Data items
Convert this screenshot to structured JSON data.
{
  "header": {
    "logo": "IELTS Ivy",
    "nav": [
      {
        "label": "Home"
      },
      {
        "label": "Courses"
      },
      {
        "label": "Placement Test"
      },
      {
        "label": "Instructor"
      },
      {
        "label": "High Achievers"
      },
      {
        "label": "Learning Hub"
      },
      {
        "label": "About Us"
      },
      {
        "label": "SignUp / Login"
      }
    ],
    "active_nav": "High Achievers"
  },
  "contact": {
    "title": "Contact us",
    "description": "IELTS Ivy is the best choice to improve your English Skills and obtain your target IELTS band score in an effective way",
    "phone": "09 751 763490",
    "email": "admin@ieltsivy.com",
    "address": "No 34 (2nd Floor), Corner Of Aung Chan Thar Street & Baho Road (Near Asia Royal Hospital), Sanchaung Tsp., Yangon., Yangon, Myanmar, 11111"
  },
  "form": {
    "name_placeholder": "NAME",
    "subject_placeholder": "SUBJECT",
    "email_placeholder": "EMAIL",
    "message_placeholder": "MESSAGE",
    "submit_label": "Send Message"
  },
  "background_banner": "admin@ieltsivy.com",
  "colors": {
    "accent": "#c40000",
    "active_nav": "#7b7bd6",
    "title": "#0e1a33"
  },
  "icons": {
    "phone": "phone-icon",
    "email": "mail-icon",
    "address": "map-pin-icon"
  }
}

- [TASK PROMPT]: Here, the records must be output exactly and in full.

- [ANSWER IN FULL]:
Convert this screenshot to structured JSON data.
{
  "header": {
    "logo": "IELTS Ivy",
    "nav": [
      {
        "label": "Home"
      },
      {
        "label": "Courses"
      },
      {
        "label": "Placement Test"
      },
      {
        "label": "Instructor"
      },
      {
        "label": "High Achievers"
      },
      {
        "label": "Learning Hub"
      },
      {
        "label": "About Us"
      },
      {
        "label": "SignUp / Login"
      }
    ],
    "active_nav": "High Achievers"
  },
  "contact": {
    "title": "Contact us",
    "description": "IELTS Ivy is the best choice to improve your English Skills and obtain your target IELTS band score in an effective way",
    "phone": "09 751 763490",
    "email": "admin@ieltsivy.com",
    "address": "No 34 (2nd Floor), Corner Of Aung Chan Thar Street & Baho Road (Near Asia Royal Hospital), Sanchaung Tsp., Yangon., Yangon, Myanmar, 11111"
  },
  "form": {
    "name_placeholder": "NAME",
    "subject_placeholder": "SUBJECT",
    "email_placeholder": "EMAIL",
    "message_placeholder": "MESSAGE",
    "submit_label": "Send Message"
  },
  "background_banner": "admin@ieltsivy.com",
  "colors": {
    "accent": "#c40000",
    "active_nav": "#7b7bd6",
    "title": "#0e1a33"
  },
  "icons": {
    "phone": "phone-icon",
    "email": "mail-icon",
    "address": "map-pin-icon"
  }
}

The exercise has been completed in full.